Task description:
Write out all of the entries exactly, please.

Listed records:
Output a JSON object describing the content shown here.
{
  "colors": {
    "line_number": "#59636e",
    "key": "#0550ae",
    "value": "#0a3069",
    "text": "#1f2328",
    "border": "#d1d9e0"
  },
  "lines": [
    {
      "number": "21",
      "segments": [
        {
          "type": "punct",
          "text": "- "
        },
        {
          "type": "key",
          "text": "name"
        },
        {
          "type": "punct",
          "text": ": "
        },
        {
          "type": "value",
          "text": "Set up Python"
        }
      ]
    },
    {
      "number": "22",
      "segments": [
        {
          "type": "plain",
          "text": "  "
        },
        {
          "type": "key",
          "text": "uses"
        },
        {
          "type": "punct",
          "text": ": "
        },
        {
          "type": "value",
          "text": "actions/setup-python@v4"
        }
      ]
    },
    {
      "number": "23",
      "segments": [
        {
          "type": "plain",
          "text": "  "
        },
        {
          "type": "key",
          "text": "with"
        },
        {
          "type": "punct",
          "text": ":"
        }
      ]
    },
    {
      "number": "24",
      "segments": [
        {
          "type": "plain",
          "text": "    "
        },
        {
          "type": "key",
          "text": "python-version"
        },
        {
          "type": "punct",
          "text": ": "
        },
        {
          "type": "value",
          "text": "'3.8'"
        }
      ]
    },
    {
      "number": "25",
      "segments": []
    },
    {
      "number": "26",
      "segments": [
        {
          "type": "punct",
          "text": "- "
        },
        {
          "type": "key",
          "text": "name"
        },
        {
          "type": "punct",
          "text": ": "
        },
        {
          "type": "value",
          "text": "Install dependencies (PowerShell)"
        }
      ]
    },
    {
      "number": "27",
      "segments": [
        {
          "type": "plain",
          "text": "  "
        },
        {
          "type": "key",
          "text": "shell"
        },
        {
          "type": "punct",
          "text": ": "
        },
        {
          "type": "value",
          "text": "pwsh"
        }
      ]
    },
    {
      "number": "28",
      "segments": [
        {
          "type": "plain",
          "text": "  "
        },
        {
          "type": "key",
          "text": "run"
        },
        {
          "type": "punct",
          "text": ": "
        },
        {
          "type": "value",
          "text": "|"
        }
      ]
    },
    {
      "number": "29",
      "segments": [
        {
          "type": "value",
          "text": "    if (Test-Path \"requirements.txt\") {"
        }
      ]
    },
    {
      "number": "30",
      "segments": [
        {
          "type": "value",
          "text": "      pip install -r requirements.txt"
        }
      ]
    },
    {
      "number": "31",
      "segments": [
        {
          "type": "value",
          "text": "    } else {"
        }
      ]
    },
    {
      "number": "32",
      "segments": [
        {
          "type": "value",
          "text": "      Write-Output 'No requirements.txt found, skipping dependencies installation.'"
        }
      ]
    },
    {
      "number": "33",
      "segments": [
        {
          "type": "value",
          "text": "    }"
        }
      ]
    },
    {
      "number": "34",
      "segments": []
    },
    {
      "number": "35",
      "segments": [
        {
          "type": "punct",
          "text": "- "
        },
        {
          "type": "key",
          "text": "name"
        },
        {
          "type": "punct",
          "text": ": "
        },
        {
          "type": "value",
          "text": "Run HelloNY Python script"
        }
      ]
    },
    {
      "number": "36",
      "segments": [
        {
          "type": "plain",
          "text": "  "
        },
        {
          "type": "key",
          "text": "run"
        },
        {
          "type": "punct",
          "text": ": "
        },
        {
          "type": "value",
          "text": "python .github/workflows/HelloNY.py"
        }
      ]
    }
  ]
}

Written answer:
Output a JSON object describing the content shown here.
{
  "colors": {
    "line_number": "#59636e",
    "key": "#0550ae",
    "value": "#0a3069",
    "text": "#1f2328",
    "border": "#d1d9e0"
  },
  "lines": [
    {
      "number": "21",
      "segments": [
        {
          "type": "punct",
          "text": "- "
        },
        {
          "type": "key",
          "text": "name"
        },
        {
          "type": "punct",
          "text": ": "
        },
        {
          "type": "value",
          "text": "Set up Python"
        }
      ]
    },
    {
      "number": "22",
      "segments": [
        {
          "type": "plain",
          "text": "  "
        },
        {
          "type": "key",
          "text": "uses"
        },
        {
          "type": "punct",
          "text": ": "
        },
        {
          "type": "value",
          "text": "actions/setup-python@v4"
        }
      ]
    },
    {
      "number": "23",
      "segments": [
        {
          "type": "plain",
          "text": "  "
        },
        {
          "type": "key",
          "text": "with"
        },
        {
          "type": "punct",
          "text": ":"
        }
      ]
    },
    {
      "number": "24",
      "segments": [
        {
          "type": "plain",
          "text": "    "
        },
        {
          "type": "key",
          "text": "python-version"
        },
        {
          "type": "punct",
          "text": ": "
        },
        {
          "type": "value",
          "text": "'3.8'"
        }
      ]
    },
    {
      "number": "25",
      "segments": []
    },
    {
      "number": "26",
      "segments": [
        {
          "type": "punct",
          "text": "- "
        },
        {
          "type": "key",
          "text": "name"
        },
        {
          "type": "punct",
          "text": ": "
        },
        {
          "type": "value",
          "text": "Install dependencies (PowerShell)"
        }
      ]
    },
    {
      "number": "27",
      "segments": [
        {
          "type": "plain",
          "text": "  "
        },
        {
          "type": "key",
          "text": "shell"
        },
        {
          "type": "punct",
          "text": ": "
        },
        {
          "type": "value",
          "text": "pwsh"
        }
      ]
    },
    {
      "number": "28",
      "segments": [
        {
          "type": "plain",
          "text": "  "
        },
        {
          "type": "key",
          "text": "run"
        },
        {
          "type": "punct",
          "text": ": "
        },
        {
          "type": "value",
          "text": "|"
        }
      ]
    },
    {
      "number": "29",
      "segments": [
        {
          "type": "value",
          "text": "    if (Test-Path \"requirements.txt\") {"
        }
      ]
    },
    {
      "number": "30",
      "segments": [
        {
          "type": "value",
          "text": "      pip install -r requirements.txt"
        }
      ]
    },
    {
      "number": "31",
      "segments": [
        {
          "type": "value",
          "text": "    } else {"
        }
      ]
    },
    {
      "number": "32",
      "segments": [
        {
          "type": "value",
          "text": "      Write-Output 'No requirements.txt found, skipping dependencies installation.'"
        }
      ]
    },
    {
      "number": "33",
      "segments": [
        {
          "type": "value",
          "text": "    }"
        }
      ]
    },
    {
      "number": "34",
      "segments": []
    },
    {
      "number": "35",
      "segments": [
        {
          "type": "punct",
          "text": "- "
        },
        {
          "type": "key",
          "text": "name"
        },
        {
          "type": "punct",
          "text": ": "
        },
        {
          "type": "value",
          "text": "Run HelloNY Python script"
        }
      ]
    },
    {
      "number": "36",
      "segments": [
        {
          "type": "plain",
          "text": "  "
        },
        {
          "type": "key",
          "text": "run"
        },
        {
          "type": "punct",
          "text": ": "
        },
        {
          "type": "value",
          "text": "python .github/workflows/HelloNY.py"
        }
      ]
    }
  ]
}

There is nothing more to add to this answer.